### To be done
Keep only the lines that hold the string "problem", filtering out the rest of the entries below.

##############################

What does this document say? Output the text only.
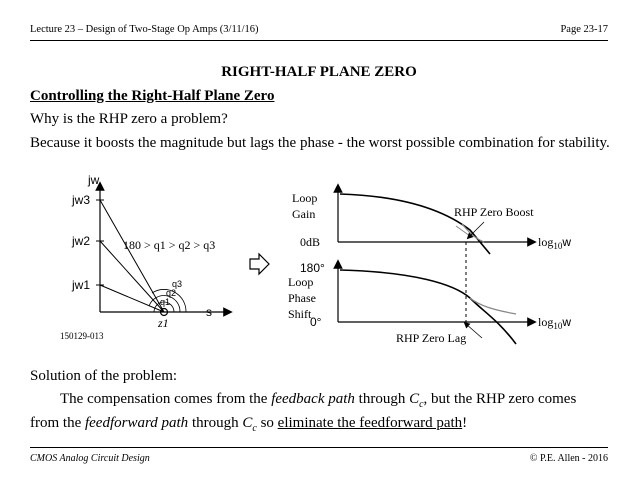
Lecture 23 – Design of Two-Stage Op Amps (3/11/16)	Page 23-17
RIGHT-HALF PLANE ZERO
Controlling the Right-Half Plane Zero
Why is the RHP zero a problem?
Because it boosts the magnitude but lags the phase - the worst possible combination for stability.
jw
jw3
jw2
jw1
s
z1
180 > q1 > q2 > q3
q1
q2
q3
150129-013
Loop
Gain
0dB
RHP Zero Boost
$\log_{10}w$
180°
Loop
Phase
Shift
0°
RHP Zero Lag
$\log_{10}w$
Solution of the problem:
The compensation comes from the feedback path through $C_c$, but the RHP zero comes from the feedforward path through $C_c$ so eliminate the feedforward path!
CMOS Analog Circuit Design	© P.E. Allen - 2016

##############################

### Reply to the task
Why is the RHP zero a problem?
Solution of the problem:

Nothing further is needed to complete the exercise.